>> Start SELECTED TEXT

Blumenfeld is currently in Washington, D.C. working on a new body of work in a fellowship with the Smithsonian. She’s looking at the interior mineral structure of Antarctic meteorites using a scanning electron microscope and a Luminoscope. Blumenfeld says she’s fascinated with meteorites because they have cultural as well as historic significance. Some of the grains in the specimens are older than our solar system.
“These rocks tell us about how our solar system formed, how our planet formed, how the minerals on our planet formed, how the minerals in our body got here. It’s essentially the story of how we got here,” Blumenfeld says.
In addition to analyzing the mineral composition of the rocks, Blumenfeld is documenting their luminescence, which is actually a technique for identifying the type of minerals present.

>> End SELECTED TEXT

== WHAT YOU WILL DO ==
[a] Answer these from the meteorite passage, one line each:
(i) In which city is Blumenfeld currently working, and with which institution is her fellowship?
(ii) Which two instruments is she using to look at the meteorites' interior mineral structure?
(iii) What is documenting the rocks' luminescence a technique for?
[b] Please write the next part of the meteorite passage, picking up after its final sentence.
The lines that come next are separate material and have no connection to the meteorite passage.

>> Start COLLECTED MATERIAL

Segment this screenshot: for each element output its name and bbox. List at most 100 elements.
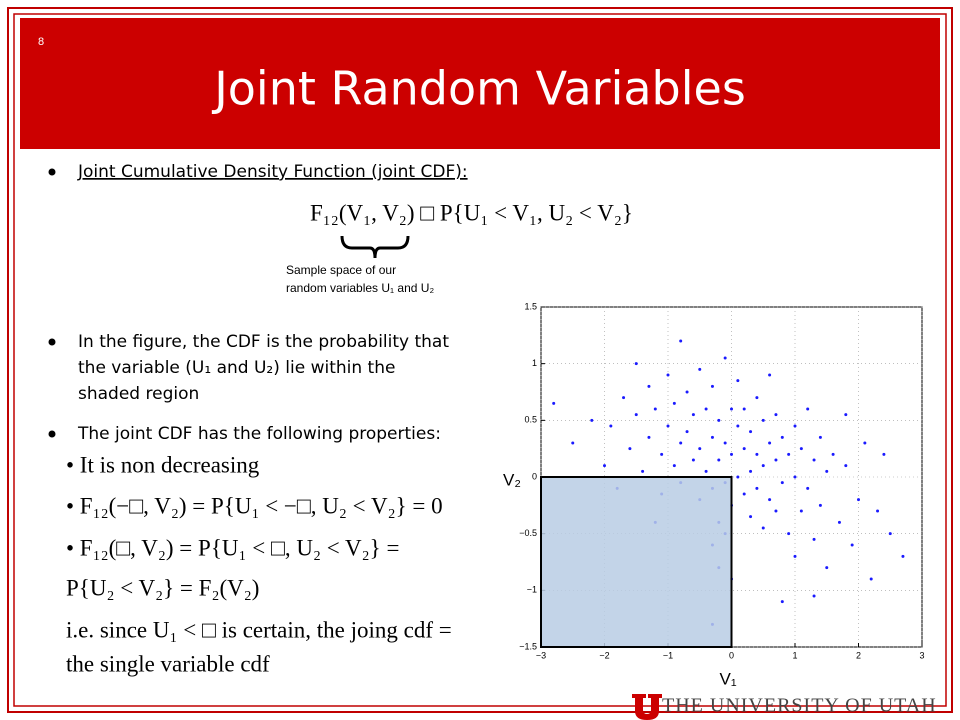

>> End COLLECTED MATERIAL

== TASK-BY-TASK RESULTS ==
[a]
(i) Washington, D.C., in a fellowship with the Smithsonian.
(ii) A scanning electron microscope and a Luminoscope.
(iii) Identifying the type of minerals present.

[b]
“How light refracts through a mineral will show you a particular color and these colors are vibrant – iridescent turquoise and bright orange. As you rotate the sample in the holder, the colors will change… I’m fascinated by it because they look like kaleidoscopes of color, and that’s what I’m hoping to share again… telling the story of these natural phenomena in a way that is different than you would encounter,” said Blumenfeld.
And isn’t the whole point of technology to give people an experience of the world that they wouldn’t otherwise have had?
Although Blumenfeld’s tenure at the Smithsonian ends in December, and she doesn’t yet know when or where the images of the meteorites will be displayed, I hope that after their tremendous journey to earth, then from Antarctica to D.C., their images will eventually find their way to a gallery in Dallas.